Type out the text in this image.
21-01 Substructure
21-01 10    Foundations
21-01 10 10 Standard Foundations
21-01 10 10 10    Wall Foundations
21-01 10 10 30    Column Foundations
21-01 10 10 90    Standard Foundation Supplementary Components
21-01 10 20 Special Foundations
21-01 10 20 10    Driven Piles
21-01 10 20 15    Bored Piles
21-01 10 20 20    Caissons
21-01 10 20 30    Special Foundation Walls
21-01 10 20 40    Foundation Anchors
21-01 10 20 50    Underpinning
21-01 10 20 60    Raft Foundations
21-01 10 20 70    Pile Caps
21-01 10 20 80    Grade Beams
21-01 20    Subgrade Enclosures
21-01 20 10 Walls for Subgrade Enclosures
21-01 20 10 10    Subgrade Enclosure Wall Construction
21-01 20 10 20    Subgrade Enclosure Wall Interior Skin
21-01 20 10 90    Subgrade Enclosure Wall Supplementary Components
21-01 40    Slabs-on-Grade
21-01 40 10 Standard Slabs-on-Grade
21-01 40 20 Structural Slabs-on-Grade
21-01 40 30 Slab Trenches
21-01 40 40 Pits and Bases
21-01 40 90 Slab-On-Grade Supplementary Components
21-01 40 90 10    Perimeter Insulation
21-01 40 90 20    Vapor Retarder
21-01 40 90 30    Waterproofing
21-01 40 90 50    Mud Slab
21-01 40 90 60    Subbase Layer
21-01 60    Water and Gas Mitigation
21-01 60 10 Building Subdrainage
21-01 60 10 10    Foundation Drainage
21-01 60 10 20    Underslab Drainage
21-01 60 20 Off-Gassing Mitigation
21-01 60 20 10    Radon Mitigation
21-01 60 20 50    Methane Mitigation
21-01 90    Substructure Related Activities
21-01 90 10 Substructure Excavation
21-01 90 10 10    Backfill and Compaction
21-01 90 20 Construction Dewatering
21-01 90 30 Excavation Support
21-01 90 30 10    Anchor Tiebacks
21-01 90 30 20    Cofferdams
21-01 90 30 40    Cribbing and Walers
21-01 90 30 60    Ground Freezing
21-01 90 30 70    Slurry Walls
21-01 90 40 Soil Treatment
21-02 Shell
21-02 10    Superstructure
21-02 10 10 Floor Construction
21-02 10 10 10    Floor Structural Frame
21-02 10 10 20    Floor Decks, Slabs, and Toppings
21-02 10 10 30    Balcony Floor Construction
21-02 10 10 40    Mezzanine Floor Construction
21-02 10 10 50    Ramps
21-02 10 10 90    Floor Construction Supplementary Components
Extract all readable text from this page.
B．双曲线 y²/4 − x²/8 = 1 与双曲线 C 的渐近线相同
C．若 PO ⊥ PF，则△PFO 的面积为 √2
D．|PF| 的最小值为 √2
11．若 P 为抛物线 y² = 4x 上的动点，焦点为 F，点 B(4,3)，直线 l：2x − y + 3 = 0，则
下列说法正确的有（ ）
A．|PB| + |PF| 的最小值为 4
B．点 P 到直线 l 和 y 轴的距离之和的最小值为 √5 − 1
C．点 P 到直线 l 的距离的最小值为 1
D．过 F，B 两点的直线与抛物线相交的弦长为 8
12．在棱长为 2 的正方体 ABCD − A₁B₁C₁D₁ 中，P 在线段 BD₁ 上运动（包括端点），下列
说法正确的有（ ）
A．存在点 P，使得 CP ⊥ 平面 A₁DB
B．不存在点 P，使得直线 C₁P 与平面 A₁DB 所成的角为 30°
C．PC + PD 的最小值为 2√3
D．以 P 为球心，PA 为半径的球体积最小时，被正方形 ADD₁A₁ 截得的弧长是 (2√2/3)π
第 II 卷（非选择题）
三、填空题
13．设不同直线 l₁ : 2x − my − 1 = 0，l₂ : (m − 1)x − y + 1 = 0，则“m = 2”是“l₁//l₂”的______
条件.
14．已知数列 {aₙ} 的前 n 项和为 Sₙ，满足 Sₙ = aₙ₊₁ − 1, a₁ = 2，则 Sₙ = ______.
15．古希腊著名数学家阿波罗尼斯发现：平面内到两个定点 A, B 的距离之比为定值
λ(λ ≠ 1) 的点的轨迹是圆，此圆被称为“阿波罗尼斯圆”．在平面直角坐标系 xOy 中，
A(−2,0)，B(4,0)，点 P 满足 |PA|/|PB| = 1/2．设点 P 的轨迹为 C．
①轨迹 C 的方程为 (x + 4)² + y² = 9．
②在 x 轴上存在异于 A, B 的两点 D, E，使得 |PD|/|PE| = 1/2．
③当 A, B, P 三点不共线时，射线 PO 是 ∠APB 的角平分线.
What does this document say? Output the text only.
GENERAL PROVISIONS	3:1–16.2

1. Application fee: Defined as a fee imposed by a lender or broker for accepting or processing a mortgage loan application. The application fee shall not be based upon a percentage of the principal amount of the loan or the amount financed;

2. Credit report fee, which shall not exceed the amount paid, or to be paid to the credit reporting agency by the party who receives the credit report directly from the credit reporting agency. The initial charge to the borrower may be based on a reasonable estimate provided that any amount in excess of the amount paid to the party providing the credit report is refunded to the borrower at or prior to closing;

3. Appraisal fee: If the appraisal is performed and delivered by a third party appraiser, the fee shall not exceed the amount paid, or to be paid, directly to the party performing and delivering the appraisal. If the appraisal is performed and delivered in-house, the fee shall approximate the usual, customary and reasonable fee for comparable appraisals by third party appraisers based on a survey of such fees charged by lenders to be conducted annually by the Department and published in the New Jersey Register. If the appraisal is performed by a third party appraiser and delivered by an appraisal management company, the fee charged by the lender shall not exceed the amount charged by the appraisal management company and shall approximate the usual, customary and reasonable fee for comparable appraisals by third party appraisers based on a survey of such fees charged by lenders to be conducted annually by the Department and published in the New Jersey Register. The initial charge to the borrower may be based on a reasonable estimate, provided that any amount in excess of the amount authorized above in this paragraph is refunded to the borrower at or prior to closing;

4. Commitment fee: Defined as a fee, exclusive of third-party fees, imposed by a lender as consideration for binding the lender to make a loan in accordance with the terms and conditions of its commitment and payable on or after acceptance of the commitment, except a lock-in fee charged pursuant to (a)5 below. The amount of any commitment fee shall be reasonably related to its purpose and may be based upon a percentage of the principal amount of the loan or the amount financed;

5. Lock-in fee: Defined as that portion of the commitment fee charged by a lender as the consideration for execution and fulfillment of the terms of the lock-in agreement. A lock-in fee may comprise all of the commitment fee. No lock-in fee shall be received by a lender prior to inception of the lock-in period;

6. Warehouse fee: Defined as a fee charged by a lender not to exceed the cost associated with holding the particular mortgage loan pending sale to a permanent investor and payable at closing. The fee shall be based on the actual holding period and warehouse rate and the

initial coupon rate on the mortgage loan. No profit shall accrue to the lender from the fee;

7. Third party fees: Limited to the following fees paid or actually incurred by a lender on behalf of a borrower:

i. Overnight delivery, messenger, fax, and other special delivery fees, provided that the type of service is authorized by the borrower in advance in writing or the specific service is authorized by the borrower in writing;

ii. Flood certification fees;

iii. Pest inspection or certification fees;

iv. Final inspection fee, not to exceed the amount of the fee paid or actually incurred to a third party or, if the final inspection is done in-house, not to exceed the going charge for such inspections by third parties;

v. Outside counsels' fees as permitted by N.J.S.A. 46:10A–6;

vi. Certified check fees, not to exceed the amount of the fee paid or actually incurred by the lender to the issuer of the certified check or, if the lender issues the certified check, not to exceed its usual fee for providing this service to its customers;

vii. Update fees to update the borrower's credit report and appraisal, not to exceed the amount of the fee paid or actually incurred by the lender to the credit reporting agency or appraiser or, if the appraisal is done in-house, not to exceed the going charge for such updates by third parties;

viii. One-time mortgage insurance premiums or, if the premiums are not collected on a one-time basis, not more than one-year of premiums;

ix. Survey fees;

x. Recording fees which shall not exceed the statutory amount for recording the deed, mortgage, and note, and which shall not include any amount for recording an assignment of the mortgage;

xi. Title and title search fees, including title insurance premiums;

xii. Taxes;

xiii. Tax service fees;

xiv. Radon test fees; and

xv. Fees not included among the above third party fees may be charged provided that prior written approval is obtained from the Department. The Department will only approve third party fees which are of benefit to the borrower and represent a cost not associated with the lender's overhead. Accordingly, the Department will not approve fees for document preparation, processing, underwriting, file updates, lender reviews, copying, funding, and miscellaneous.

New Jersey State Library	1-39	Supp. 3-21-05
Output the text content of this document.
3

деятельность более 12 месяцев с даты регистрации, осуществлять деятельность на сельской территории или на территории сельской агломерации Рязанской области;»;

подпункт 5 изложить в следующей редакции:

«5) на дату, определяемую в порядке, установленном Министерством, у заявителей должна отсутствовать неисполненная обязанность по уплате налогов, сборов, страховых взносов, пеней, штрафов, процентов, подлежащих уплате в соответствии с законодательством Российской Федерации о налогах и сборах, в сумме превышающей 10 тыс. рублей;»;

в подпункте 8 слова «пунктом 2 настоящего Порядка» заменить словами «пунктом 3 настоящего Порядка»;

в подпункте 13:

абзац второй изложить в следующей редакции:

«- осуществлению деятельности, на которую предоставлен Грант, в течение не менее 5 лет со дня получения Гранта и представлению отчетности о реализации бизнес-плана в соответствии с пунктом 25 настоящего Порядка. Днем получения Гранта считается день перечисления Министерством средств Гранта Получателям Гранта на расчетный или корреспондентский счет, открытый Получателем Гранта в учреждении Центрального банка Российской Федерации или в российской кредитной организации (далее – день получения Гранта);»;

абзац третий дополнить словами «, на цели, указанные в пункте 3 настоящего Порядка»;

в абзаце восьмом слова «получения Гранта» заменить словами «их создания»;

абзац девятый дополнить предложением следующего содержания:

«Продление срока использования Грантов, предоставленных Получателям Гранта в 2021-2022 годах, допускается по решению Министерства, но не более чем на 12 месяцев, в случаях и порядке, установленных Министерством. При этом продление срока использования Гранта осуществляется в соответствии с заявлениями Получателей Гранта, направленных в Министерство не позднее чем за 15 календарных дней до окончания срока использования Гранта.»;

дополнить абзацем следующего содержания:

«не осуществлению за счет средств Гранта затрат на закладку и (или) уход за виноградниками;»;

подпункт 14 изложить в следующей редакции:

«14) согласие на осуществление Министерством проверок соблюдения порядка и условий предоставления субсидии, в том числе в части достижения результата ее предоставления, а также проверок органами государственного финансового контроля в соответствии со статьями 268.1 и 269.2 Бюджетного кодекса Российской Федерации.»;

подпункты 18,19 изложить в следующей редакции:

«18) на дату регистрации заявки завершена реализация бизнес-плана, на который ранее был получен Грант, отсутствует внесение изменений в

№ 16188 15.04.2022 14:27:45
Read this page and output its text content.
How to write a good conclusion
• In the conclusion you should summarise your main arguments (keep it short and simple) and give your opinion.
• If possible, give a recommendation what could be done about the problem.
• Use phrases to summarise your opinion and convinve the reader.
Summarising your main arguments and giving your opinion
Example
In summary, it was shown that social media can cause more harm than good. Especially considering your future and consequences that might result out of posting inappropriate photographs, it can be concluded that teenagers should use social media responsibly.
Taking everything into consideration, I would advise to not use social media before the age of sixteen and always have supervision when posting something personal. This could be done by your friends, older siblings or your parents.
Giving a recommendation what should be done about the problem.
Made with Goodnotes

☆ ☆ ☆ ☆ ☆ ☆ ☆

§ **Required task**
Write out every line of the listing that holds the word "summarise".

§ **Complete answer**
• In the conclusion you should summarise your main arguments (keep it short and simple) and give your opinion.
• Use phrases to summarise your opinion and convinve the reader.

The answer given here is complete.